§ **Aim**: Below is a set of records; print all of them exactly as written.
╭──
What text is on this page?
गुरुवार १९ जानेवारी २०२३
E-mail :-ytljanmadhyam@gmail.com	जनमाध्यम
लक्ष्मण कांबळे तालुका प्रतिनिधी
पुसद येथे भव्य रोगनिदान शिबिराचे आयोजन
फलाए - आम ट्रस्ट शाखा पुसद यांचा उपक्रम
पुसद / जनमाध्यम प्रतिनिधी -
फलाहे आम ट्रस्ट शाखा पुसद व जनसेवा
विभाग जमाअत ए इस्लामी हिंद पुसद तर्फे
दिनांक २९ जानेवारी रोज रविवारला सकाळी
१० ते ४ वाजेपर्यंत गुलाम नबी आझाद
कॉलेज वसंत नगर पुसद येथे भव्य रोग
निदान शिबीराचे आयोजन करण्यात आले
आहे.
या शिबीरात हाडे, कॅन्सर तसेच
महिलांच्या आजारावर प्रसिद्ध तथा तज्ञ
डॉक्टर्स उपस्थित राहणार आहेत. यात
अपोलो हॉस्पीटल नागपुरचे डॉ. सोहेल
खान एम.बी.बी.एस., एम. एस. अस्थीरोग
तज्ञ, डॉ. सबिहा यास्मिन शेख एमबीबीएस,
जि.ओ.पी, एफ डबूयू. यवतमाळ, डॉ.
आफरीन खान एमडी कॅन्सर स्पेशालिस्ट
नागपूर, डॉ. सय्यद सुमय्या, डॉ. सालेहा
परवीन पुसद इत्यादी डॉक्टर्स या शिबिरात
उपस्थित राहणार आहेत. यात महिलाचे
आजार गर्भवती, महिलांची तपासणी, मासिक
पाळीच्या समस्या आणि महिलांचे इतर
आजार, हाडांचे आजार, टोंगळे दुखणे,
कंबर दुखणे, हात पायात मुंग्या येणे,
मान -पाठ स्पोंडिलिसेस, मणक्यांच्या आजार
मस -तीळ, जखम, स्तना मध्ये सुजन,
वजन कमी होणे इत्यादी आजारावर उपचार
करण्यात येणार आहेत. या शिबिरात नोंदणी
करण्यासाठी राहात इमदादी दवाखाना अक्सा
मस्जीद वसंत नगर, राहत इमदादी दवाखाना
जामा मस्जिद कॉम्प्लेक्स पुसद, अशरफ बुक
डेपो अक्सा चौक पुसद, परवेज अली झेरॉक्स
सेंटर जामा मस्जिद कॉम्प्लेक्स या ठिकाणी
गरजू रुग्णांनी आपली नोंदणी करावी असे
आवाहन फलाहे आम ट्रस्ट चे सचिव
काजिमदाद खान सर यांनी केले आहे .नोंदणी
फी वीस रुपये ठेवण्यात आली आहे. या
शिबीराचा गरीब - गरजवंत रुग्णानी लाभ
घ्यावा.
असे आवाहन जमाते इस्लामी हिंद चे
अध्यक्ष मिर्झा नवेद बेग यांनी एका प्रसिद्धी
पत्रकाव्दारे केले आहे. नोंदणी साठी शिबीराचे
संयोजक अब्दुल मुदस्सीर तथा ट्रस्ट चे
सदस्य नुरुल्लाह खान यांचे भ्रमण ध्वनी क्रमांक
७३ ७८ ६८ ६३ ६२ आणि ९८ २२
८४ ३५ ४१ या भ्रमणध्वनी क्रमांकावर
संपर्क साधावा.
╰──
§ **Written answer**:
What text is on this page?
गुरुवार १९ जानेवारी २०२३
E-mail :-ytljanmadhyam@gmail.com	जनमाध्यम
लक्ष्मण कांबळे तालुका प्रतिनिधी
पुसद येथे भव्य रोगनिदान शिबिराचे आयोजन
फलाए - आम ट्रस्ट शाखा पुसद यांचा उपक्रम
पुसद / जनमाध्यम प्रतिनिधी -
फलाहे आम ट्रस्ट शाखा पुसद व जनसेवा
विभाग जमाअत ए इस्लामी हिंद पुसद तर्फे
दिनांक २९ जानेवारी रोज रविवारला सकाळी
१० ते ४ वाजेपर्यंत गुलाम नबी आझाद
कॉलेज वसंत नगर पुसद येथे भव्य रोग
निदान शिबीराचे आयोजन करण्यात आले
आहे.
या शिबीरात हाडे, कॅन्सर तसेच
महिलांच्या आजारावर प्रसिद्ध तथा तज्ञ
डॉक्टर्स उपस्थित राहणार आहेत. यात
अपोलो हॉस्पीटल नागपुरचे डॉ. सोहेल
खान एम.बी.बी.एस., एम. एस. अस्थीरोग
तज्ञ, डॉ. सबिहा यास्मिन शेख एमबीबीएस,
जि.ओ.पी, एफ डबूयू. यवतमाळ, डॉ.
आफरीन खान एमडी कॅन्सर स्पेशालिस्ट
नागपूर, डॉ. सय्यद सुमय्या, डॉ. सालेहा
परवीन पुसद इत्यादी डॉक्टर्स या शिबिरात
उपस्थित राहणार आहेत. यात महिलाचे
आजार गर्भवती, महिलांची तपासणी, मासिक
पाळीच्या समस्या आणि महिलांचे इतर
आजार, हाडांचे आजार, टोंगळे दुखणे,
कंबर दुखणे, हात पायात मुंग्या येणे,
मान -पाठ स्पोंडिलिसेस, मणक्यांच्या आजार
मस -तीळ, जखम, स्तना मध्ये सुजन,
वजन कमी होणे इत्यादी आजारावर उपचार
करण्यात येणार आहेत. या शिबिरात नोंदणी
करण्यासाठी राहात इमदादी दवाखाना अक्सा
मस्जीद वसंत नगर, राहत इमदादी दवाखाना
जामा मस्जिद कॉम्प्लेक्स पुसद, अशरफ बुक
डेपो अक्सा चौक पुसद, परवेज अली झेरॉक्स
सेंटर जामा मस्जिद कॉम्प्लेक्स या ठिकाणी
गरजू रुग्णांनी आपली नोंदणी करावी असे
आवाहन फलाहे आम ट्रस्ट चे सचिव
काजिमदाद खान सर यांनी केले आहे .नोंदणी
फी वीस रुपये ठेवण्यात आली आहे. या
शिबीराचा गरीब - गरजवंत रुग्णानी लाभ
घ्यावा.
असे आवाहन जमाते इस्लामी हिंद चे
अध्यक्ष मिर्झा नवेद बेग यांनी एका प्रसिद्धी
पत्रकाव्दारे केले आहे. नोंदणी साठी शिबीराचे
संयोजक अब्दुल मुदस्सीर तथा ट्रस्ट चे
सदस्य नुरुल्लाह खान यांचे भ्रमण ध्वनी क्रमांक
७३ ७८ ६८ ६३ ६२ आणि ९८ २२
८४ ३५ ४१ या भ्रमणध्वनी क्रमांकावर
संपर्क साधावा.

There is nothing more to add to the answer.